Task to complete -
Count the lines in the data below where the string "type" occurs, please, and give the number alone.

Provided data -
--- Start ---

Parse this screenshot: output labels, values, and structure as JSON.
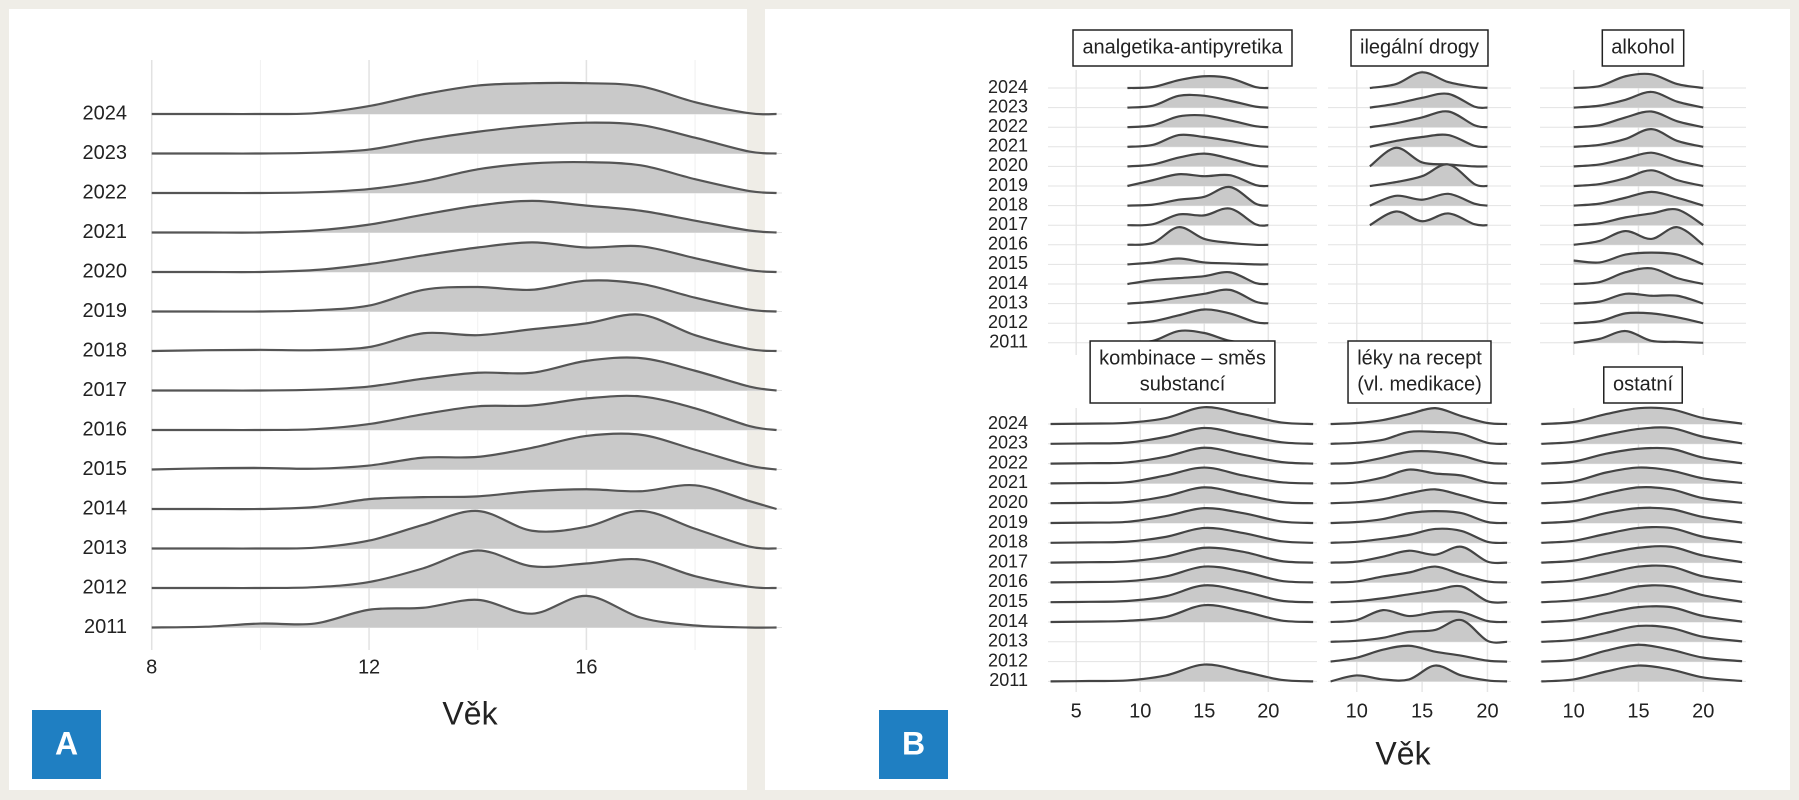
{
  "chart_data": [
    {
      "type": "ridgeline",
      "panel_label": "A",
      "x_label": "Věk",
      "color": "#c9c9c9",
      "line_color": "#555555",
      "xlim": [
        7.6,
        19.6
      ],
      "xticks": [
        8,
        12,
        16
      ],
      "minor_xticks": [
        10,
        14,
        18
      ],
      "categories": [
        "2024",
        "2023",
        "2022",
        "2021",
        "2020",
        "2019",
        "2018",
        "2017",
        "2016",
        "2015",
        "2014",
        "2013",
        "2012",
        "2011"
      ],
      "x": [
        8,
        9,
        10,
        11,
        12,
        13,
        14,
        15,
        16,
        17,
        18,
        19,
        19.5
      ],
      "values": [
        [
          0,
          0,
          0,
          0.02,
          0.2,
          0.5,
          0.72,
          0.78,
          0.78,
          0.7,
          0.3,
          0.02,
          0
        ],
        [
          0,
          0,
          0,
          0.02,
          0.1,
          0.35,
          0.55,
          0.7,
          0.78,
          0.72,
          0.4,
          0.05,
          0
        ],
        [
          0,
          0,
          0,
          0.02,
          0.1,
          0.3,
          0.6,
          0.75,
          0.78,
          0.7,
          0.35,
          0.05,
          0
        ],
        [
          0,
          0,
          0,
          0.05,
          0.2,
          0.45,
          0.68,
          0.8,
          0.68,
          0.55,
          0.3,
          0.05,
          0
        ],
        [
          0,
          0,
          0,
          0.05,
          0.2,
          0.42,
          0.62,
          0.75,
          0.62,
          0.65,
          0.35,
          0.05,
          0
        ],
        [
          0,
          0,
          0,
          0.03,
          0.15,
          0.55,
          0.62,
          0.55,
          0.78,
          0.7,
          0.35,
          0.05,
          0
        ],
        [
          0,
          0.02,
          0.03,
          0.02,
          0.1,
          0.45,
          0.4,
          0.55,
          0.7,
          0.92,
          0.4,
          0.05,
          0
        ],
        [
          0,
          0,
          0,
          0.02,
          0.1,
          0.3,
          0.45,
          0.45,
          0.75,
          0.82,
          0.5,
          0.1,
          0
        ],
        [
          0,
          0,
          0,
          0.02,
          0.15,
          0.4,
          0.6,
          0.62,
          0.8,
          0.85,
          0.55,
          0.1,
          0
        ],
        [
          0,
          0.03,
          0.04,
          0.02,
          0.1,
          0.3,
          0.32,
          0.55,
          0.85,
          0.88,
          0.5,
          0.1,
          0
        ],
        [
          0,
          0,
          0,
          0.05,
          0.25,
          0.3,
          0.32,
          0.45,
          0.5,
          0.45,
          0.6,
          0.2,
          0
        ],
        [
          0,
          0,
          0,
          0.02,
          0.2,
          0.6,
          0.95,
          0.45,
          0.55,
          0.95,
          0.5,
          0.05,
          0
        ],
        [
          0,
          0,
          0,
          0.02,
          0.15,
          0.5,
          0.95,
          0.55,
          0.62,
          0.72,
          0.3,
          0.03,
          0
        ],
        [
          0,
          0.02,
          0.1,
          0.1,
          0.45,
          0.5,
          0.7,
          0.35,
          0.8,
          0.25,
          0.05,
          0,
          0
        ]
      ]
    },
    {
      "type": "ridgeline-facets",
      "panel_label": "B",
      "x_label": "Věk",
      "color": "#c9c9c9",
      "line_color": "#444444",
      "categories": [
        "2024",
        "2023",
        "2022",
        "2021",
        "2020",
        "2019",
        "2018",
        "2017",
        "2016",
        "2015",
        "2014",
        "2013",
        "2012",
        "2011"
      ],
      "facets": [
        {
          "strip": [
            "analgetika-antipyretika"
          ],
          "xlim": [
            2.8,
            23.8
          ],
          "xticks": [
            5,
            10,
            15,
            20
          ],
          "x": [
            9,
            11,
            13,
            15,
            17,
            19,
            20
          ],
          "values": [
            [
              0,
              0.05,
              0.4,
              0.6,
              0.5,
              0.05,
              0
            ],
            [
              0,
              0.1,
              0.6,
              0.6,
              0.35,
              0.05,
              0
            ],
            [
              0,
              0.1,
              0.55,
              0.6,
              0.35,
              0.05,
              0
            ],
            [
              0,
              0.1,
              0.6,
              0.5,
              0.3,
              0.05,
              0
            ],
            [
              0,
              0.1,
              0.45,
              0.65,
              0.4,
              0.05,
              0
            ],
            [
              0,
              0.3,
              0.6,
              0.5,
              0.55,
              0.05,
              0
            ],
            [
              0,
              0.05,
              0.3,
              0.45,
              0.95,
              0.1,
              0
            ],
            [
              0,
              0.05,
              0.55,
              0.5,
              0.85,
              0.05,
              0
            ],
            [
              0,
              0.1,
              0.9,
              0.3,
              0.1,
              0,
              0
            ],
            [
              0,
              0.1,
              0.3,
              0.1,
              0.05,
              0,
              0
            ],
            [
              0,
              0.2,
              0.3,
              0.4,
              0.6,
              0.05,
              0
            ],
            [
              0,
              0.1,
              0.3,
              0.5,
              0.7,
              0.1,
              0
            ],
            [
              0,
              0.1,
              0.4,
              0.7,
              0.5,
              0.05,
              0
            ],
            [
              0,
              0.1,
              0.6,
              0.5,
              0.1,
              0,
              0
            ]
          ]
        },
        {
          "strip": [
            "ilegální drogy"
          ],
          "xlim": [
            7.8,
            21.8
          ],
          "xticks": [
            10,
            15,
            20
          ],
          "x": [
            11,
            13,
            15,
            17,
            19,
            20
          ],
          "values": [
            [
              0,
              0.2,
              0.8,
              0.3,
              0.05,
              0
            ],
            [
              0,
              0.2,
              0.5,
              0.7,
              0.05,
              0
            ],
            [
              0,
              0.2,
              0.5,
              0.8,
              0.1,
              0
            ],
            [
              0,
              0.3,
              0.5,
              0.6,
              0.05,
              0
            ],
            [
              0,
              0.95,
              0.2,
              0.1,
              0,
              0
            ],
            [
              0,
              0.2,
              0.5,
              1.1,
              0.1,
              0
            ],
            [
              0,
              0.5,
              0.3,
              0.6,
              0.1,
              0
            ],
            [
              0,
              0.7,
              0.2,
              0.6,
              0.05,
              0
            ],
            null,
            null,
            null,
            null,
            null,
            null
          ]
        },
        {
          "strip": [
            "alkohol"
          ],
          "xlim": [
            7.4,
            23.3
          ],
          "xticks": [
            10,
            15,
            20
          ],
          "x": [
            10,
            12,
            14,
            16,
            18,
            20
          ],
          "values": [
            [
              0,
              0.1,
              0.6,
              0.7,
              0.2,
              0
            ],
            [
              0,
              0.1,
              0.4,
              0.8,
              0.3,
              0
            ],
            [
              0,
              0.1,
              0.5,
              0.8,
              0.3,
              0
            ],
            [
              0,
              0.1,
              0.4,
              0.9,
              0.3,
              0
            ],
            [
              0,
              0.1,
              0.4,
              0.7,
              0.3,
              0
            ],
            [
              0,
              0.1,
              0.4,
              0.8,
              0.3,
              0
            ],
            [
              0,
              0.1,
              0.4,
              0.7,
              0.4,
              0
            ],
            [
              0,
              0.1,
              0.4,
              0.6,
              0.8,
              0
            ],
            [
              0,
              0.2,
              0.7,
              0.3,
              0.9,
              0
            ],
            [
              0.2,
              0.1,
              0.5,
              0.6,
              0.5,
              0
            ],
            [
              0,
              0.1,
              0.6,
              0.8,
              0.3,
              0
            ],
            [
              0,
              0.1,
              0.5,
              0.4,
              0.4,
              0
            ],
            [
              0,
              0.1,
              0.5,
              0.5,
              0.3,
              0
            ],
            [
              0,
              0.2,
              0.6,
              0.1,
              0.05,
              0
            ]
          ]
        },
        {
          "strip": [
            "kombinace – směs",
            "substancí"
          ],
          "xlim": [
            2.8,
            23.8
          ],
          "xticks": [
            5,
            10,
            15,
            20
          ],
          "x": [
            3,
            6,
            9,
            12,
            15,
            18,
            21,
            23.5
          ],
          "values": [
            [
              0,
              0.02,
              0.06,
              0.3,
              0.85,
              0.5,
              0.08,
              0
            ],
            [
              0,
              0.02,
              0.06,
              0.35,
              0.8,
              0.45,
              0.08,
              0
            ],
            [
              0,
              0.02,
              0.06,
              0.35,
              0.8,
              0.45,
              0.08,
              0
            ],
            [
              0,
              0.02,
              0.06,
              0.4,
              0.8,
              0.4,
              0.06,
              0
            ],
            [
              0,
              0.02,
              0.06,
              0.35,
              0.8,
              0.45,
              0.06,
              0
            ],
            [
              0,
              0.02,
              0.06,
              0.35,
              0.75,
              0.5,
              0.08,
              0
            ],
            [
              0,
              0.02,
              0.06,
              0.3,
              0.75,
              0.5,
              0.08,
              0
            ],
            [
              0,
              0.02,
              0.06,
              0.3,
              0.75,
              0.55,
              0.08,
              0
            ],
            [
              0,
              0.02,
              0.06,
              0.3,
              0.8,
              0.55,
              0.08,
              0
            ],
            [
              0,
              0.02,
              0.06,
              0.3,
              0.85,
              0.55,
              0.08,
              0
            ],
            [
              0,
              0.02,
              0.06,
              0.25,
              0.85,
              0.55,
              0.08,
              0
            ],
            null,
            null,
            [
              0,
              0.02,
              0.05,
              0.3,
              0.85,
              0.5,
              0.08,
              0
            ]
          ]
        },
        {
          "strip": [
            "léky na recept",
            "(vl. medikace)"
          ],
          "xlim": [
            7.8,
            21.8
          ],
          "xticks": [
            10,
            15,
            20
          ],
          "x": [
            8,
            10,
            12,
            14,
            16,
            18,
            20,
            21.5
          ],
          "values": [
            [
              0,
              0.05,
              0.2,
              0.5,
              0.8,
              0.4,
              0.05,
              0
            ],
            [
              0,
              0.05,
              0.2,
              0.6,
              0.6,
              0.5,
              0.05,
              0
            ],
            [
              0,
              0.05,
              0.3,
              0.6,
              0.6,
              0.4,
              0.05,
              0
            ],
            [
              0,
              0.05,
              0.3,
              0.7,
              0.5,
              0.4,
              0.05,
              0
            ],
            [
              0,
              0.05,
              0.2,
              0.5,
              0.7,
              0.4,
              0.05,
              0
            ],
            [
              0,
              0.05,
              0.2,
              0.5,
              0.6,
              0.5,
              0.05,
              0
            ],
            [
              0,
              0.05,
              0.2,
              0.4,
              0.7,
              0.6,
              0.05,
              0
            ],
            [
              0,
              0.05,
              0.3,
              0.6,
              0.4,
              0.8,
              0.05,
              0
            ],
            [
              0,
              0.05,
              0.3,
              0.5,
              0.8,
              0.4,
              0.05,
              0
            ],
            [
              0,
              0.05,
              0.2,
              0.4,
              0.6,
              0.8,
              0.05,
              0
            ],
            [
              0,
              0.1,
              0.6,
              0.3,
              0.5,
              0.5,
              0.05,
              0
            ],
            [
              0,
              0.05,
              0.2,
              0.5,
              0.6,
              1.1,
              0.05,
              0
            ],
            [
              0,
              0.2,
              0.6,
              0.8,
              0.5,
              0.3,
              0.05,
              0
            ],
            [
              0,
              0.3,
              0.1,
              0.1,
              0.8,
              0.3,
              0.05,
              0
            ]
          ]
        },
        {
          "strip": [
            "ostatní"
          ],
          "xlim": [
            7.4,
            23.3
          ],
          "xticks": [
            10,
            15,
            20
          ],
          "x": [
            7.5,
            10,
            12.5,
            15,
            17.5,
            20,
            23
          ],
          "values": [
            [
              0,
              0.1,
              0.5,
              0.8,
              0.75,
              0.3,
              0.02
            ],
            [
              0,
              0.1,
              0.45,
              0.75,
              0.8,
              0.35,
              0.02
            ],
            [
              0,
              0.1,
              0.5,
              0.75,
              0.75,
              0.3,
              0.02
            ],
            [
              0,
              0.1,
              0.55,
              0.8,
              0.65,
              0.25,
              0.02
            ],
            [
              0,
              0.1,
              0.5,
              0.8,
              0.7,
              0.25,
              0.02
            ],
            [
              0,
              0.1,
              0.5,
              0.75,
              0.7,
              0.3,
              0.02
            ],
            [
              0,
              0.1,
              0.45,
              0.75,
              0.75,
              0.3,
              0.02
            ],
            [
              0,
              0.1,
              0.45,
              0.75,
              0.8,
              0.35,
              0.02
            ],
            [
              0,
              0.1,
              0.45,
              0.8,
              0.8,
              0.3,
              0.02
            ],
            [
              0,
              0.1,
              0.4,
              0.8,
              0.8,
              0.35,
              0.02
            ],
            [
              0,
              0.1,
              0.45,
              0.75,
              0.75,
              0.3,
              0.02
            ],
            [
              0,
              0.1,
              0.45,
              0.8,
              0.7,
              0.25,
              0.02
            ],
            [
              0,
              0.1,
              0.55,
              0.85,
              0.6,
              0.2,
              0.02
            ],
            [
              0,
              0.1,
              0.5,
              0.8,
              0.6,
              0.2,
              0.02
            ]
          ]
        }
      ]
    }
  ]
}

--- End ---
--- Start ---

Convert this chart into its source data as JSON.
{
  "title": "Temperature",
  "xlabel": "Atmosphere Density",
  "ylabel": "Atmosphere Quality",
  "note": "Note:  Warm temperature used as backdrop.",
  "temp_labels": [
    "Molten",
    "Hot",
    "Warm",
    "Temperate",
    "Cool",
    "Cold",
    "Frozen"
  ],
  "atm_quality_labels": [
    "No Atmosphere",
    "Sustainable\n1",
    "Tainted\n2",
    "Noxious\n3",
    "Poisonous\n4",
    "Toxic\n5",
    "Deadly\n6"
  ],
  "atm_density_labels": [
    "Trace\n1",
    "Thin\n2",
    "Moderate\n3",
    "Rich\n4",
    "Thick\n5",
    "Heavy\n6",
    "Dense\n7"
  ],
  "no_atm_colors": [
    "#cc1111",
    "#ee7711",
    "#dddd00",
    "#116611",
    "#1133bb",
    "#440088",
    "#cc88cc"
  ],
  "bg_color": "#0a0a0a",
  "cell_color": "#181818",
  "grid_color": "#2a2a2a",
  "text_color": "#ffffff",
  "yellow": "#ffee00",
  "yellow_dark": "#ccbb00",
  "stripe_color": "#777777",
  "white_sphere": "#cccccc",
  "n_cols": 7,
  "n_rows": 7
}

--- End ---

Written solution -
2